#### [Problem to work on]
Look through the lines below and extract each one that contains "JSON".

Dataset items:
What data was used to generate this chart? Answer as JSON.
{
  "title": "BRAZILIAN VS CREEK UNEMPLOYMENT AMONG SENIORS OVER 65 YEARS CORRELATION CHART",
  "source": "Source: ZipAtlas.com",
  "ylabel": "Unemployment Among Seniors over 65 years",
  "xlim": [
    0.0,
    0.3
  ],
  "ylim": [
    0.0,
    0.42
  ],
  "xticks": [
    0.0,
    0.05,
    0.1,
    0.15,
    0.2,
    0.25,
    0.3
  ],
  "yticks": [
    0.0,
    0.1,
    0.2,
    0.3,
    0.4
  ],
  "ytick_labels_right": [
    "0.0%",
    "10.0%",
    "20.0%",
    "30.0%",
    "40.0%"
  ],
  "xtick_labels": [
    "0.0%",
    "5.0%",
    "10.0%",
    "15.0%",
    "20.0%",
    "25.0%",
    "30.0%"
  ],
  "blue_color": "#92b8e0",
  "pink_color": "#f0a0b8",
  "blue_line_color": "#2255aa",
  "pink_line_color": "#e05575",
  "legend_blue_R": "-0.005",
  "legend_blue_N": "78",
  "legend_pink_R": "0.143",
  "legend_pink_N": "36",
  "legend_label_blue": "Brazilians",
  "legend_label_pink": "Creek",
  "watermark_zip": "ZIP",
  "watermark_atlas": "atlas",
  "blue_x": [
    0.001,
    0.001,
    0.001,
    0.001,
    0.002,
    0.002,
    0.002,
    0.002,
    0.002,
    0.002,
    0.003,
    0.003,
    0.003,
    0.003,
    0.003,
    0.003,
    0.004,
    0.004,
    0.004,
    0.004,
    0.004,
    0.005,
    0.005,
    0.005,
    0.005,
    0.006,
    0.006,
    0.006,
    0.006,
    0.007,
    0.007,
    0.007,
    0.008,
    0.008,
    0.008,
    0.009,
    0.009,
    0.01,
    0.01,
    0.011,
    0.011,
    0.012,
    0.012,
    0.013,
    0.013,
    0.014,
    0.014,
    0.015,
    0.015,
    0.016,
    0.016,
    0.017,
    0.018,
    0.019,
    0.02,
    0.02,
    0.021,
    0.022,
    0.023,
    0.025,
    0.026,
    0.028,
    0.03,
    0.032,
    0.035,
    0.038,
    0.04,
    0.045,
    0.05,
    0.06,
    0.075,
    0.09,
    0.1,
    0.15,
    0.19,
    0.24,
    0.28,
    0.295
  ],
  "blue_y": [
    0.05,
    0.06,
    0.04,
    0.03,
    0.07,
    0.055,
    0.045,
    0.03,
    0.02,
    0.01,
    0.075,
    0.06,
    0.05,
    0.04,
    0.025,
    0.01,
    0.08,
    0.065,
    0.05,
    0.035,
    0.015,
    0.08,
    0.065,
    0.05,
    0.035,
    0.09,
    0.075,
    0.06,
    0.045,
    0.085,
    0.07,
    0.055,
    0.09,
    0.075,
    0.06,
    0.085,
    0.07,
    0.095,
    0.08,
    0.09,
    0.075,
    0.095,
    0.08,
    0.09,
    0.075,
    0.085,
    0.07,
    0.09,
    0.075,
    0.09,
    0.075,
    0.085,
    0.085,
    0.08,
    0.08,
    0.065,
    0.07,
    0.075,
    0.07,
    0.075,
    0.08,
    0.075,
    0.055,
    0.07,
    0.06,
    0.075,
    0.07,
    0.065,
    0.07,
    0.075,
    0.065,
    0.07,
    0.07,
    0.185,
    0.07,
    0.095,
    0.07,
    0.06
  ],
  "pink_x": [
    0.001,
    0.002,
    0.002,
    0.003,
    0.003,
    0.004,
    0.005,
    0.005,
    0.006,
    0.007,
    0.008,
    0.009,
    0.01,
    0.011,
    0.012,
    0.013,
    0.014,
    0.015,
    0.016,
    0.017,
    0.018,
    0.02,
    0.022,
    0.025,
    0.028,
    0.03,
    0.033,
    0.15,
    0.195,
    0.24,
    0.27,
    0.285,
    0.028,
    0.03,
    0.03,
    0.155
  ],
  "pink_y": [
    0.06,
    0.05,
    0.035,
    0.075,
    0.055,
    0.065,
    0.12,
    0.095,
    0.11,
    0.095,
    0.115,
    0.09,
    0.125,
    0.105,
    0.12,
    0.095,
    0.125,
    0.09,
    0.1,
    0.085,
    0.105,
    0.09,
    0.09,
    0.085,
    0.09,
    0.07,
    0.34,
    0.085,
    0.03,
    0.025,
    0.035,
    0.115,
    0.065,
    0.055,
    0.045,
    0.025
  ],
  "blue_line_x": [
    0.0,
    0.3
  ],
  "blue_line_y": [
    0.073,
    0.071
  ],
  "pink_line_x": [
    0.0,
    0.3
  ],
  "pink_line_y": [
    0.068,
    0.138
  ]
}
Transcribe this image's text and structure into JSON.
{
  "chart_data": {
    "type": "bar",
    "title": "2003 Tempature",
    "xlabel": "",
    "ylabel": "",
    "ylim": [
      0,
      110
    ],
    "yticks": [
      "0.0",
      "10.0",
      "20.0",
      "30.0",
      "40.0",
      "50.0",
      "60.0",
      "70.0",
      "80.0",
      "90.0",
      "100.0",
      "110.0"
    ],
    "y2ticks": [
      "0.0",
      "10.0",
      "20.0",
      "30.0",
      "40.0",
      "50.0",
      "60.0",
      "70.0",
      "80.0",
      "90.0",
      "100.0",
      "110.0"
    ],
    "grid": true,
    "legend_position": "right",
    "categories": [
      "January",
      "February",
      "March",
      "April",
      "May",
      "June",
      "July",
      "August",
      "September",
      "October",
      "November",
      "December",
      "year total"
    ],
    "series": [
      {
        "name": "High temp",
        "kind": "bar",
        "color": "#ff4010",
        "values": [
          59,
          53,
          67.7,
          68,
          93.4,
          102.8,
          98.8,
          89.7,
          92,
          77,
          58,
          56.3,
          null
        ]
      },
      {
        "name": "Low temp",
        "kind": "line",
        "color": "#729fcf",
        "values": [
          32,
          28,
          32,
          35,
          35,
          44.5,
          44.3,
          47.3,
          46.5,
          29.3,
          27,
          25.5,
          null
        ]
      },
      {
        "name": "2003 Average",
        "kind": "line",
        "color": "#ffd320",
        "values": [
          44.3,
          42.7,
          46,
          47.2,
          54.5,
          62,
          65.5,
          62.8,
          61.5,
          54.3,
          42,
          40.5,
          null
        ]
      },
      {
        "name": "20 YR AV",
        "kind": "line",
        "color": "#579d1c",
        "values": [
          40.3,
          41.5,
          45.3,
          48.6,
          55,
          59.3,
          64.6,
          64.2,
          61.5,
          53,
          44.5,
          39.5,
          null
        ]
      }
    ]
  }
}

#### [Exercise output]
What data was used to generate this chart? Answer as JSON.
Transcribe this image's text and structure into JSON.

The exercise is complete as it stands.